Collected data —
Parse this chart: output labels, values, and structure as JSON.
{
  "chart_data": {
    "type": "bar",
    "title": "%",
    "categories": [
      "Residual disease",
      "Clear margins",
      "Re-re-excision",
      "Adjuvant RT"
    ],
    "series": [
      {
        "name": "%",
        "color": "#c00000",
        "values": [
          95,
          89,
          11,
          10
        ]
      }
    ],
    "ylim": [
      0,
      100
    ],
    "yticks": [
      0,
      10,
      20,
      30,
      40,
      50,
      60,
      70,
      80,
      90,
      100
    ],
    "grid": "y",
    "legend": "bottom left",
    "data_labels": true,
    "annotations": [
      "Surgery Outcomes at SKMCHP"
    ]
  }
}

REQUIREMENT — Copy every record exactly as presented.

CORRECT RESULT —
Parse this chart: output labels, values, and structure as JSON.
{
  "chart_data": {
    "type": "bar",
    "title": "%",
    "categories": [
      "Residual disease",
      "Clear margins",
      "Re-re-excision",
      "Adjuvant RT"
    ],
    "series": [
      {
        "name": "%",
        "color": "#c00000",
        "values": [
          95,
          89,
          11,
          10
        ]
      }
    ],
    "ylim": [
      0,
      100
    ],
    "yticks": [
      0,
      10,
      20,
      30,
      40,
      50,
      60,
      70,
      80,
      90,
      100
    ],
    "grid": "y",
    "legend": "bottom left",
    "data_labels": true,
    "annotations": [
      "Surgery Outcomes at SKMCHP"
    ]
  }
}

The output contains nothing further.